* [What you need to do]: Copy every line of the items below with no changes at all, leaving out the pictures.

* [Material]:
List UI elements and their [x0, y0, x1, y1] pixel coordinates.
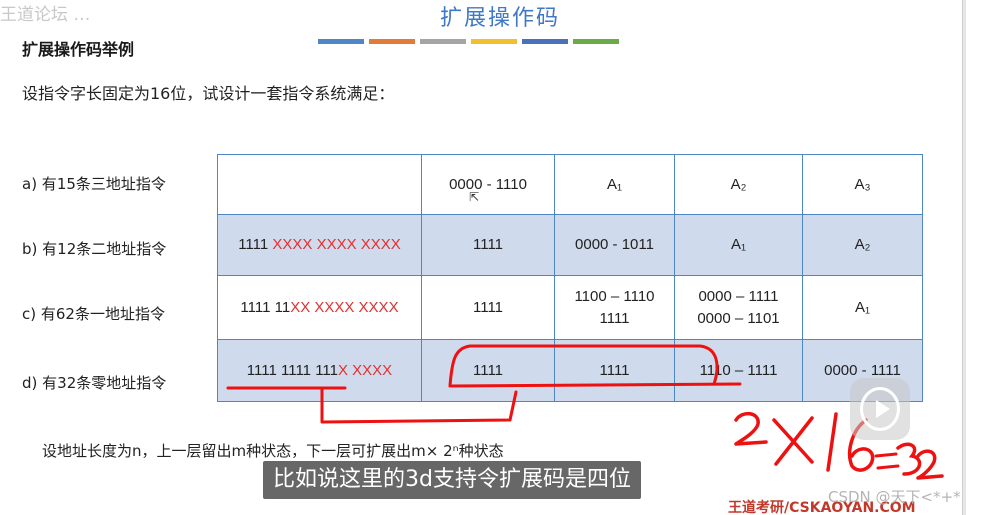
one-glyph — [826, 412, 838, 472]
mouse-cursor-icon: ⇱ — [469, 190, 480, 204]
table-row: 0000 - 1110 A₁ A₂ A₃ — [217, 154, 923, 215]
equals-glyph — [874, 452, 900, 470]
table-cell: A₂ — [802, 214, 923, 276]
table-cell: A₃ — [802, 154, 923, 215]
accent-color-bars — [318, 39, 619, 44]
table-row: 1111 1111 111X XXXX 1111 1111 1110 – 111… — [217, 339, 923, 402]
table-cell: 1111 — [554, 339, 675, 402]
table-cell: A₁ — [802, 275, 923, 340]
table-cell: 1111 — [421, 214, 555, 276]
format-cell — [217, 154, 422, 215]
table-cell: 1100 – 1110 1111 — [554, 275, 675, 340]
table-row: 1111 XXXX XXXX XXXX 1111 0000 - 1011 A₁ … — [217, 214, 923, 276]
table-cell: 1111 — [421, 339, 555, 402]
format-cell: 1111 11XX XXXX XXXX — [217, 275, 422, 340]
csdn-watermark: CSDN @天下<*+*> — [828, 488, 974, 506]
row-label-c: c) 有62条一地址指令 — [22, 303, 165, 324]
formula-text: 设地址长度为n，上一层留出m种状态，下一层可扩展出m× 2ⁿ种状态 — [42, 442, 504, 460]
format-cell: 1111 1111 111X XXXX — [217, 339, 422, 402]
table-cell: 1111 — [421, 275, 555, 340]
accent-bar — [471, 39, 517, 44]
table-cell: 1110 – 1111 — [674, 339, 803, 402]
accent-bar — [522, 39, 568, 44]
times-glyph — [772, 416, 814, 466]
table-cell: 0000 - 1011 — [554, 214, 675, 276]
label-suffix: 条一地址指令 — [74, 305, 165, 323]
two-glyph — [916, 449, 944, 480]
label-prefix: b) 有 — [22, 240, 58, 258]
slide-title: 扩展操作码 — [439, 6, 560, 31]
label-num: 32 — [57, 374, 77, 392]
accent-bar — [573, 39, 619, 44]
label-prefix: d) 有 — [22, 374, 58, 392]
accent-bar — [369, 39, 415, 44]
intro-text: 设指令字长固定为16位，试设计一套指令系统满足： — [22, 84, 395, 103]
accent-bar — [420, 39, 466, 44]
video-caption: 比如说这里的3d支持令扩展码是四位 — [263, 461, 641, 499]
table-cell: 0000 - 1110 — [421, 154, 555, 215]
label-suffix: 条二地址指令 — [76, 240, 167, 258]
row-label-b: b) 有12条二地址指令 — [22, 238, 166, 259]
side-panel — [966, 0, 1000, 515]
label-num: 62 — [55, 305, 75, 323]
opcode-table: 0000 - 1110 A₁ A₂ A₃ 1111 XXXX XXXX XXXX… — [217, 154, 923, 402]
slide-subtitle: 扩展操作码举例 — [22, 40, 135, 59]
label-num: 15 — [56, 175, 76, 193]
row-label-d: d) 有32条零地址指令 — [22, 372, 166, 393]
label-suffix: 条三地址指令 — [75, 175, 166, 193]
format-cell: 1111 XXXX XXXX XXXX — [217, 214, 422, 276]
table-cell: A₁ — [674, 214, 803, 276]
table-cell: A₁ — [554, 154, 675, 215]
two-glyph — [734, 411, 768, 446]
label-prefix: c) 有 — [22, 305, 56, 323]
label-prefix: a) 有 — [22, 175, 57, 193]
table-cell: A₂ — [674, 154, 803, 215]
row-label-a: a) 有15条三地址指令 — [22, 173, 166, 194]
accent-bar — [318, 39, 364, 44]
label-num: 12 — [57, 240, 77, 258]
label-suffix: 条零地址指令 — [76, 374, 167, 392]
table-row: 1111 11XX XXXX XXXX 1111 1100 – 1110 1111… — [217, 275, 923, 340]
play-button-icon[interactable] — [850, 378, 910, 440]
three-glyph — [896, 442, 922, 476]
table-cell: 0000 – 1111 0000 – 1101 — [674, 275, 803, 340]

* [Result]:
List UI elements and their [x0, y0, x1, y1] pixel coordinates.
one-glyph — [826, 412, 838, 472]
mouse-cursor-icon: ⇱ — [469, 190, 480, 204]
table-row: 0000 - 1110 A₁ A₂ A₃ — [217, 154, 923, 215]
equals-glyph — [874, 452, 900, 470]
table-cell: A₂ — [802, 214, 923, 276]
table-cell: A₃ — [802, 154, 923, 215]
accent-color-bars — [318, 39, 619, 44]
table-row: 1111 1111 111X XXXX 1111 1111 1110 – 111… — [217, 339, 923, 402]
table-cell: 1111 — [554, 339, 675, 402]
table-cell: A₁ — [802, 275, 923, 340]
table-cell: 1111 — [421, 214, 555, 276]
format-cell — [217, 154, 422, 215]
table-cell: 1100 – 1110 1111 — [554, 275, 675, 340]
table-row: 1111 XXXX XXXX XXXX 1111 0000 - 1011 A₁ … — [217, 214, 923, 276]
table-cell: 1111 — [421, 339, 555, 402]
format-cell: 1111 11XX XXXX XXXX — [217, 275, 422, 340]
csdn-watermark: CSDN @天下<*+*> — [828, 488, 974, 506]
row-label-c: c) 有62条一地址指令 — [22, 303, 165, 324]
formula-text: 设地址长度为n，上一层留出m种状态，下一层可扩展出m× 2ⁿ种状态 — [42, 442, 504, 460]
format-cell: 1111 1111 111X XXXX — [217, 339, 422, 402]
table-cell: 1111 — [421, 275, 555, 340]
accent-bar — [471, 39, 517, 44]
table-cell: 1110 – 1111 — [674, 339, 803, 402]
accent-bar — [522, 39, 568, 44]
times-glyph — [772, 416, 814, 466]
table-cell: 0000 - 1011 — [554, 214, 675, 276]
label-suffix: 条一地址指令 — [74, 305, 165, 323]
two-glyph — [916, 449, 944, 480]
label-prefix: b) 有 — [22, 240, 58, 258]
slide-title: 扩展操作码 — [439, 6, 560, 31]
label-num: 32 — [57, 374, 77, 392]
accent-bar — [573, 39, 619, 44]
label-prefix: d) 有 — [22, 374, 58, 392]
accent-bar — [369, 39, 415, 44]
intro-text: 设指令字长固定为16位，试设计一套指令系统满足： — [22, 84, 395, 103]
accent-bar — [420, 39, 466, 44]
video-caption: 比如说这里的3d支持令扩展码是四位 — [263, 461, 641, 499]
table-cell: 0000 - 1110 — [421, 154, 555, 215]
label-suffix: 条二地址指令 — [76, 240, 167, 258]
row-label-b: b) 有12条二地址指令 — [22, 238, 166, 259]
side-panel — [966, 0, 1000, 515]
label-num: 62 — [55, 305, 75, 323]
opcode-table: 0000 - 1110 A₁ A₂ A₃ 1111 XXXX XXXX XXXX… — [217, 154, 923, 402]
slide-subtitle: 扩展操作码举例 — [22, 40, 135, 59]
label-num: 15 — [56, 175, 76, 193]
row-label-d: d) 有32条零地址指令 — [22, 372, 166, 393]
label-suffix: 条三地址指令 — [75, 175, 166, 193]
format-cell: 1111 XXXX XXXX XXXX — [217, 214, 422, 276]
table-cell: A₁ — [674, 214, 803, 276]
table-cell: A₁ — [554, 154, 675, 215]
two-glyph — [734, 411, 768, 446]
label-prefix: c) 有 — [22, 305, 56, 323]
label-prefix: a) 有 — [22, 175, 57, 193]
table-cell: A₂ — [674, 154, 803, 215]
row-label-a: a) 有15条三地址指令 — [22, 173, 166, 194]
accent-bar — [318, 39, 364, 44]
label-num: 12 — [57, 240, 77, 258]
label-suffix: 条零地址指令 — [76, 374, 167, 392]
table-row: 1111 11XX XXXX XXXX 1111 1100 – 1110 1111… — [217, 275, 923, 340]
play-button-icon[interactable] — [850, 378, 910, 440]
three-glyph — [896, 442, 922, 476]
table-cell: 0000 – 1111 0000 – 1101 — [674, 275, 803, 340]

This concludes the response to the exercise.